INSTRUCTION: Gather, from the data below, each line in which the word "injury" occurs.

----

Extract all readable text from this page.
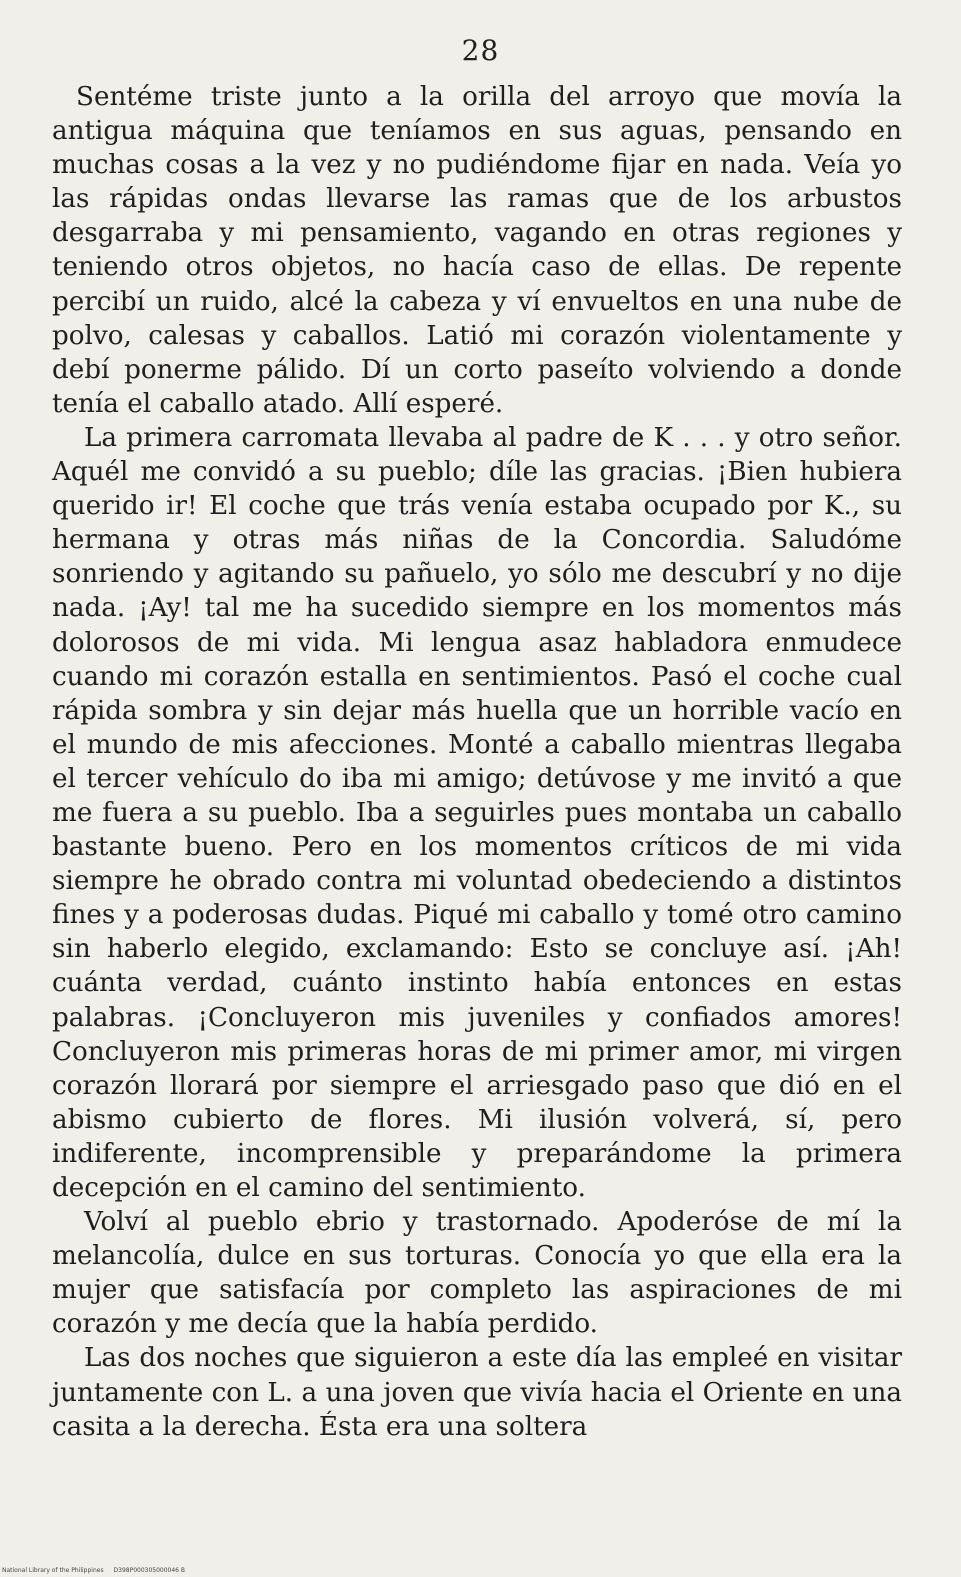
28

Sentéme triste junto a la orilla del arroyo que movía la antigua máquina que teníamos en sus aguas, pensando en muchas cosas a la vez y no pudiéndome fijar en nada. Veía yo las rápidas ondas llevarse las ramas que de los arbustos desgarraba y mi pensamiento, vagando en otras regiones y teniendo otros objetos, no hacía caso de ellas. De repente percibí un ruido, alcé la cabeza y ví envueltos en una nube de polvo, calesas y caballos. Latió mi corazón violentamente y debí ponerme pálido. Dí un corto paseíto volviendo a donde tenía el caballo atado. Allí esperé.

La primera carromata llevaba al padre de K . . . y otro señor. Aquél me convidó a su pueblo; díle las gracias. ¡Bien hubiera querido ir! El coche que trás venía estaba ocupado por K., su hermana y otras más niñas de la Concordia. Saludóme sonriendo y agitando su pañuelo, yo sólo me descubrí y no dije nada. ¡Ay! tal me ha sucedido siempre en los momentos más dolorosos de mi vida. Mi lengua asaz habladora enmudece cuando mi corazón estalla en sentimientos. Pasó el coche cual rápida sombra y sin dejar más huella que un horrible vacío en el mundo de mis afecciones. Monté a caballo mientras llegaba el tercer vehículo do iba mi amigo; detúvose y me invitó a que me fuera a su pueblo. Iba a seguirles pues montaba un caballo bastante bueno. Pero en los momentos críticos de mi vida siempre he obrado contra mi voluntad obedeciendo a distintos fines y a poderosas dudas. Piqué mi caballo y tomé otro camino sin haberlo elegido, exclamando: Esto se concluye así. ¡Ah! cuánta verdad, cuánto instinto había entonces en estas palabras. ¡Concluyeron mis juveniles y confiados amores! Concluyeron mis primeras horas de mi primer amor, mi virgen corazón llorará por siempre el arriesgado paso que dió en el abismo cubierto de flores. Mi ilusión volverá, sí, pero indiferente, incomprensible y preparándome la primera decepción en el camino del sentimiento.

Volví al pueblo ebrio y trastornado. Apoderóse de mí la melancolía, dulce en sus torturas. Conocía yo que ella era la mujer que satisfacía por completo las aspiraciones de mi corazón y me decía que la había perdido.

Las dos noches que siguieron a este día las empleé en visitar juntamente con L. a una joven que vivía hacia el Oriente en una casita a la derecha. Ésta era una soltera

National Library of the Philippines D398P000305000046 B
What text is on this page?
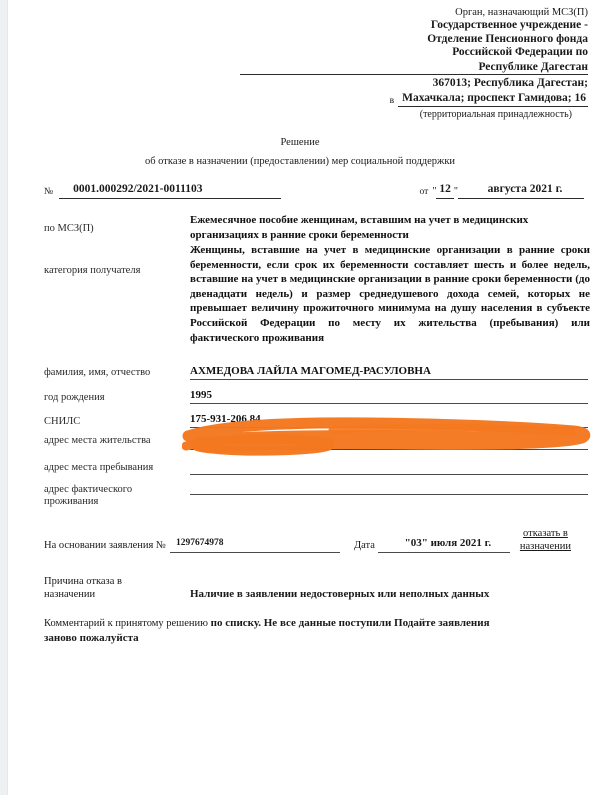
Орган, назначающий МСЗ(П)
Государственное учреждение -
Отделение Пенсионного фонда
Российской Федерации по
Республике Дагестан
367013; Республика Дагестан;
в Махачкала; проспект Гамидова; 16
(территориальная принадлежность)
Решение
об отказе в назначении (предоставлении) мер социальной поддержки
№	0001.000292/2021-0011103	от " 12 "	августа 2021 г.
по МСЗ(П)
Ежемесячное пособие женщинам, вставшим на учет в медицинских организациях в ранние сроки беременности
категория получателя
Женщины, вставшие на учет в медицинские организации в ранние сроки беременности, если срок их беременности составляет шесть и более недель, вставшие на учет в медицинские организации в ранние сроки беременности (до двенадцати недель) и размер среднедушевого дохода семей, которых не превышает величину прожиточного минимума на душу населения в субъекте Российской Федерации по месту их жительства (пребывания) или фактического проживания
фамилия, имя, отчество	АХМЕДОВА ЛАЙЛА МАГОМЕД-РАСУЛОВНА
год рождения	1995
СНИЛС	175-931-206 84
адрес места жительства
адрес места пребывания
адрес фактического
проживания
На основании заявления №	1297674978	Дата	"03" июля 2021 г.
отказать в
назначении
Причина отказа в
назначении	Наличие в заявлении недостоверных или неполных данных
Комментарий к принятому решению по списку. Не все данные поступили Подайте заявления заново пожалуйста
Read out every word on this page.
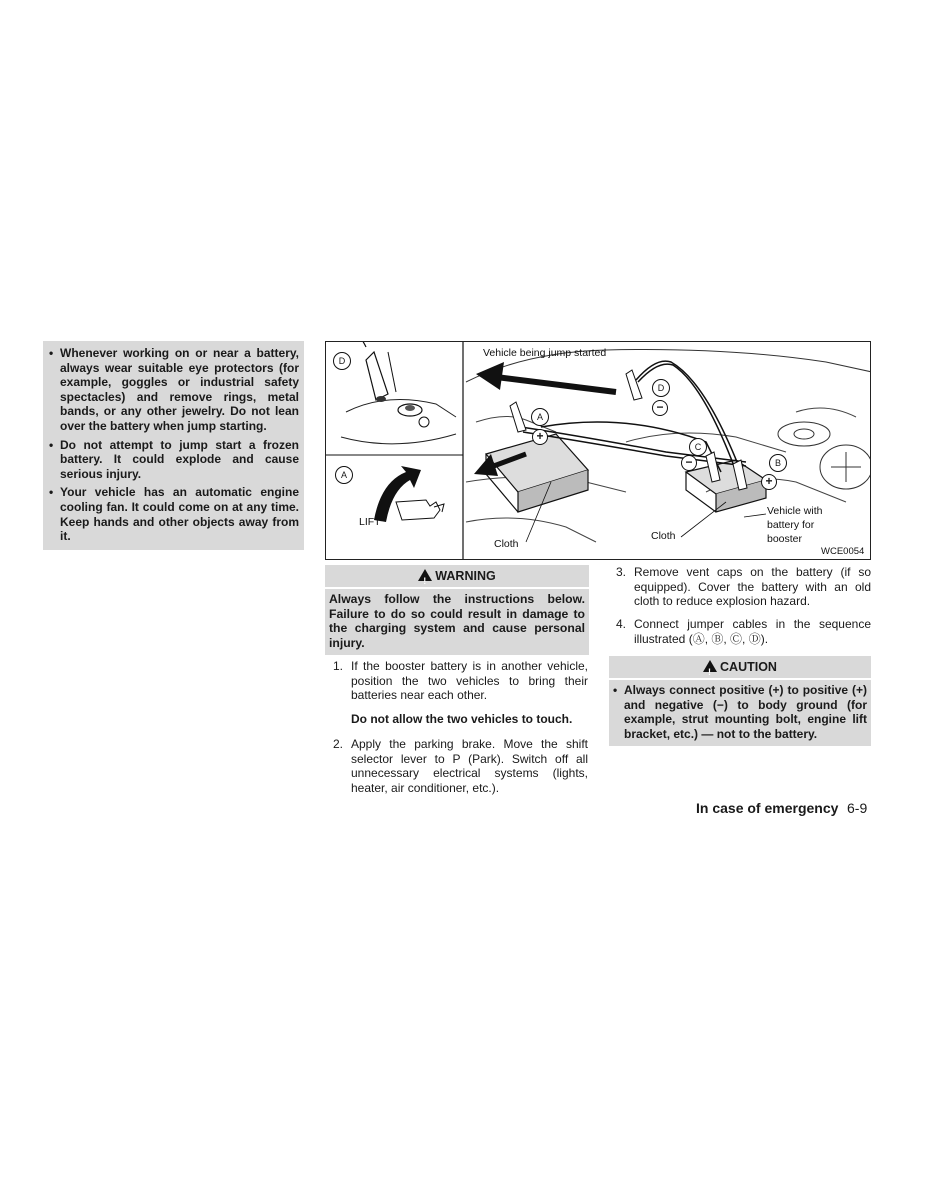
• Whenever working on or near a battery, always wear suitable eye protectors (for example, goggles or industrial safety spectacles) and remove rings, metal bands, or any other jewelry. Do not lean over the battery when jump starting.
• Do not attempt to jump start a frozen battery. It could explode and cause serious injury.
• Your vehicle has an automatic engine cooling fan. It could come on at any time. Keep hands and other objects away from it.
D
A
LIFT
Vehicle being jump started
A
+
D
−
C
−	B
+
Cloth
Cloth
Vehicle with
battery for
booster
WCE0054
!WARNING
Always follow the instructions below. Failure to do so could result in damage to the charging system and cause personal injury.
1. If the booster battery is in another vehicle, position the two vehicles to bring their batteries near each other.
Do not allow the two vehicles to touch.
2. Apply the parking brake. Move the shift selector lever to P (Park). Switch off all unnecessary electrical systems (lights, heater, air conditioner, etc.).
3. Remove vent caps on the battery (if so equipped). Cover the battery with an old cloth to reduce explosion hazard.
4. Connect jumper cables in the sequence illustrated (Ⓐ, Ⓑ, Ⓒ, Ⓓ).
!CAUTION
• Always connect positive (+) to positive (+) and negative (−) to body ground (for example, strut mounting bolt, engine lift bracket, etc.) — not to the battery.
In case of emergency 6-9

----

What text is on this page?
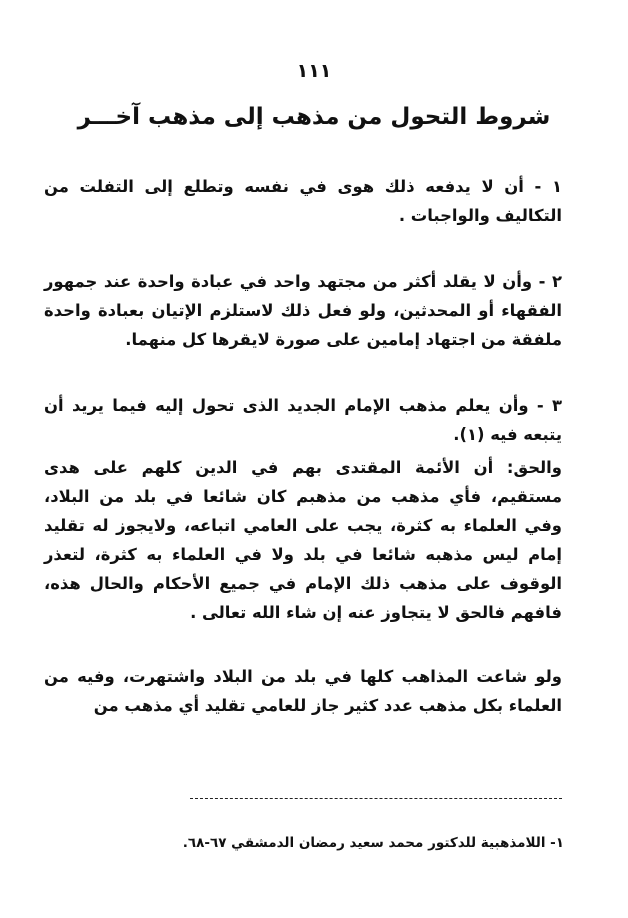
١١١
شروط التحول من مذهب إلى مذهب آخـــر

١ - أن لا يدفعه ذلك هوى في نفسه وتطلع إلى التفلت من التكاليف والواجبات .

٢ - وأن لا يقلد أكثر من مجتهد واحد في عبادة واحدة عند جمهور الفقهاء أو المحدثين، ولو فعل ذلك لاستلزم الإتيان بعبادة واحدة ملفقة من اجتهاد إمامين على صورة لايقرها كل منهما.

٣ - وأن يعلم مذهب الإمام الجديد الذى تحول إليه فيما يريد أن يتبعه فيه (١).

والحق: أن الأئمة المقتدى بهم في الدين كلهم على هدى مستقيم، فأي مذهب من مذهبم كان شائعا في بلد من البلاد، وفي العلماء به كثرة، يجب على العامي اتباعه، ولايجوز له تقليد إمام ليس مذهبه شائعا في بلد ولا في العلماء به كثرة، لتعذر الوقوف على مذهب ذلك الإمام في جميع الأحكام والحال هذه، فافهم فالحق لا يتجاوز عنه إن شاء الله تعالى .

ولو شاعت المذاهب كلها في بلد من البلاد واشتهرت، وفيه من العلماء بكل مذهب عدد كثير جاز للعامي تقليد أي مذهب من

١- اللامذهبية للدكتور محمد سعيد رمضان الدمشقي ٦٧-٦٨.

----

RESPONSE TO THE EXERCISE:
• Do not attempt to jump start a frozen battery. It could explode and cause serious injury.
Always follow the instructions below. Failure to do so could result in damage to the charging system and cause personal injury.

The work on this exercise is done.